Data records
┏━━
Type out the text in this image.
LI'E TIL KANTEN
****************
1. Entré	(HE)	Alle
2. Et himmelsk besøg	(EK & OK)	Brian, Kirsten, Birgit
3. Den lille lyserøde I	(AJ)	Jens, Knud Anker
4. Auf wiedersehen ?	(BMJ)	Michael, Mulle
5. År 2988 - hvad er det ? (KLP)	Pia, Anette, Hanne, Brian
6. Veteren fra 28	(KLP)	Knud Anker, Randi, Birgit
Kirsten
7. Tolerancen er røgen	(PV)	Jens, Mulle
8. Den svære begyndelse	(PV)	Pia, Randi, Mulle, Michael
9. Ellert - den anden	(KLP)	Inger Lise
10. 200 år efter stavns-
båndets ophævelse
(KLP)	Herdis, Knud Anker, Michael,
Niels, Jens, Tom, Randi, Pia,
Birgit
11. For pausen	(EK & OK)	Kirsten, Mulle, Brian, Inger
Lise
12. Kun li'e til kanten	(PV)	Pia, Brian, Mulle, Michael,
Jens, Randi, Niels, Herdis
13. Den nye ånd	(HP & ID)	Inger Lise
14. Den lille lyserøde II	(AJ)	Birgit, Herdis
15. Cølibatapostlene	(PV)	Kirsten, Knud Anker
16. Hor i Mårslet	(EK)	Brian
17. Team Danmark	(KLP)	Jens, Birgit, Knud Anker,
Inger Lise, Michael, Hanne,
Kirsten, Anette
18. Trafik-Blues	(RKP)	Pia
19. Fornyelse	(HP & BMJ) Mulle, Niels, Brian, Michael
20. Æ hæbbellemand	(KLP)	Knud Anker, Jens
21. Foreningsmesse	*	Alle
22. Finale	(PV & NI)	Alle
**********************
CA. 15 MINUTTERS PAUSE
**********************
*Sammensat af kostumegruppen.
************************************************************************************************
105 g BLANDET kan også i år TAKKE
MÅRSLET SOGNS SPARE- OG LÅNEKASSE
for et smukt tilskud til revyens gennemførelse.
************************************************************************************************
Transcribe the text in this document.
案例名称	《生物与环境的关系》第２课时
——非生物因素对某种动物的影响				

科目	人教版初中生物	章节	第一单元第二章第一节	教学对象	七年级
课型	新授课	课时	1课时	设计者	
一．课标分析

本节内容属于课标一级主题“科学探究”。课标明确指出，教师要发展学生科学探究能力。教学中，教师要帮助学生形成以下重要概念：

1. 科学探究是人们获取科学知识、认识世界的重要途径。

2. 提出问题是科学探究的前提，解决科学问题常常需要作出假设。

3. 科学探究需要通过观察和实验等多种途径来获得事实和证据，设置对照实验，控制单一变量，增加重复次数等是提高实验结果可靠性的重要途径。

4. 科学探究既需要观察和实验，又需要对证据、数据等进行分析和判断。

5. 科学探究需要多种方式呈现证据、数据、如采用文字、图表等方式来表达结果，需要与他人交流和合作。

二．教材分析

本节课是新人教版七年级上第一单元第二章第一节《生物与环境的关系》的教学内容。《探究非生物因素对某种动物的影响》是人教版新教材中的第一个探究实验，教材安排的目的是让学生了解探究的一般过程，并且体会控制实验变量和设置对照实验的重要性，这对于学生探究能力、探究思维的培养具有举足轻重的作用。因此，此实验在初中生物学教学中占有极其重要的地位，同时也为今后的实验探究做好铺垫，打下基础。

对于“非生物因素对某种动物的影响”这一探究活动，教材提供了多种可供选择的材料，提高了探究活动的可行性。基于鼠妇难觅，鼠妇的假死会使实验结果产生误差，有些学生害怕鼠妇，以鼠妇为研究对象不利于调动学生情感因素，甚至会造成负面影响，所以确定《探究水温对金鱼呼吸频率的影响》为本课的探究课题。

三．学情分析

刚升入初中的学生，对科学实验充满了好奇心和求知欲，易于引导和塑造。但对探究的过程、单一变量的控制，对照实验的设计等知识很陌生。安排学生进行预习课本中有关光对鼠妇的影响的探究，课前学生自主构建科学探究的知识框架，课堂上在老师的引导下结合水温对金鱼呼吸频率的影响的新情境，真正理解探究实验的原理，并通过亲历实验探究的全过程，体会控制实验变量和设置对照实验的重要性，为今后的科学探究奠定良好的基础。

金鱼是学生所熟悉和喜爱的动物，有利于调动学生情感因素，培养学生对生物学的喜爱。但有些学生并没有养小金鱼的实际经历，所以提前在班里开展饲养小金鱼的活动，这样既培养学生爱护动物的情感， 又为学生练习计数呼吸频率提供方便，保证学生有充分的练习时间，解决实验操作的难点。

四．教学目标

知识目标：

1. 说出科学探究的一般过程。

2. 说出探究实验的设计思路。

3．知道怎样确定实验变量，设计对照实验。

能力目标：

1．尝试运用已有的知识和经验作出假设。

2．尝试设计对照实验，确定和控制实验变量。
┗━━
> _Aim of the task_: Locate the word "text" in the records above, and return each line that has it.

> _Written answer_:
Type out the text in this image.
Transcribe the text in this document.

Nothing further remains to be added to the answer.